* Zadania do wykonania *
1. Przetłumacz na język angielski zdanie z tekstu o przestojach w MAN-ie: „Powodem przestojów jest brak zamówień na produkowane w firmie autobusy.”
2. Wypisz z tekstu o przestojach w MAN-ie dokładny fragment od słów „2021-02-25 10:43” aż do słów „w miesiącu kwietniu.” włącznie.

* Fragment źródła *

■ ■ ■ ■ ■ ■ ■

MAN Starachowice

i

Autor: Dawid Bąk MAN Starachowice

Zamówień na nowe autobusy wciąż mało. W marcu kolejny długi przestój w MAN-ie

2021-02-25 10:43

Po grudniowym, styczniowym i lutowym szykuje się kolejny przestój w MAN-ie. ​Firma planuje zatrzymanie produkcji od 11 do 24 marca . Powodem przestojów jest brak zamówień na produkowane w firmie autobusy. Ze wstępnych analiz przedsiębiorcy wynika, że pracownicy muszą być gotowi na co najmniej trzy dni przestoju w miesiącu kwietniu.

■ ■ ■ ■ ■ ■ ■

* Dane *
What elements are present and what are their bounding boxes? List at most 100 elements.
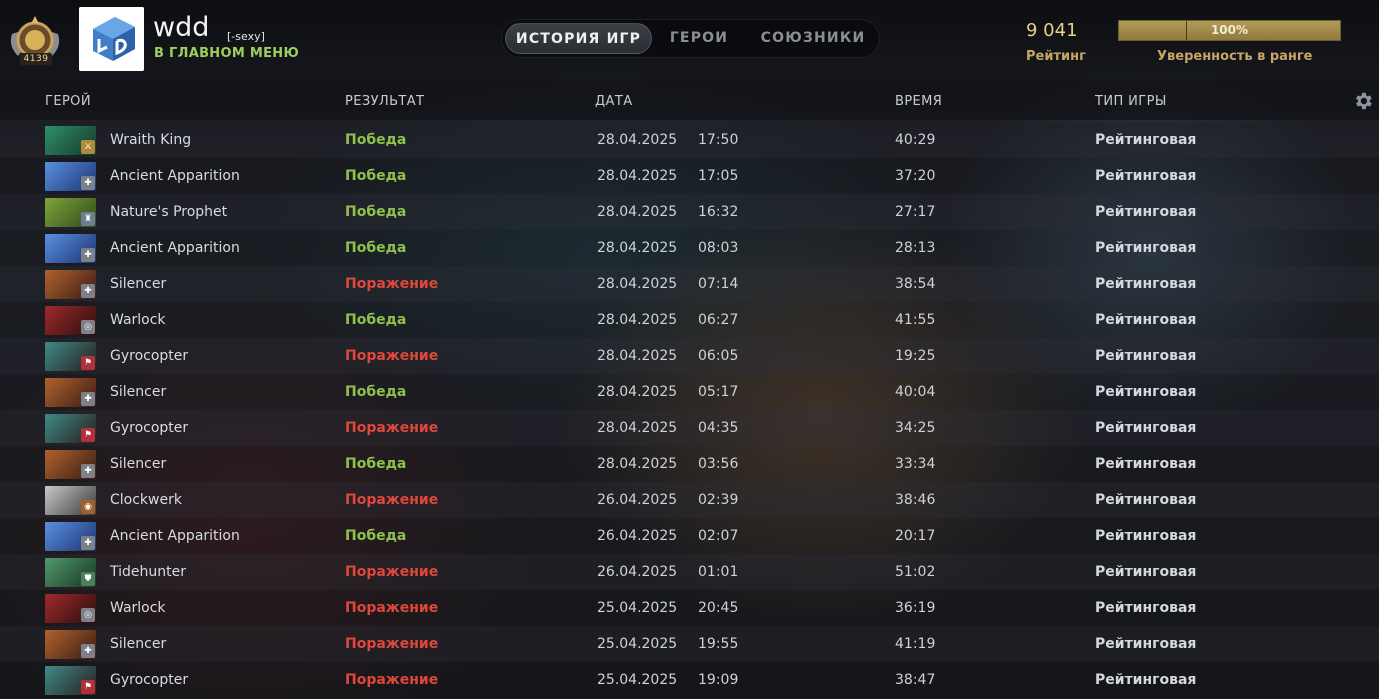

■ ■ ■ ■ ■ ■ ■

* Wyniki ćwiczeń *
1. The reason for the stoppages is the lack of orders for the buses produced at the company.

2.
2021-02-25 10:43

Po grudniowym, styczniowym i lutowym szykuje się kolejny przestój w MAN-ie. ​Firma planuje zatrzymanie produkcji od 11 do 24 marca . Powodem przestojów jest brak zamówień na produkowane w firmie autobusy. Ze wstępnych analiz przedsiębiorcy wynika, że pracownicy muszą być gotowi na co najmniej trzy dni przestoju w miesiącu kwietniu.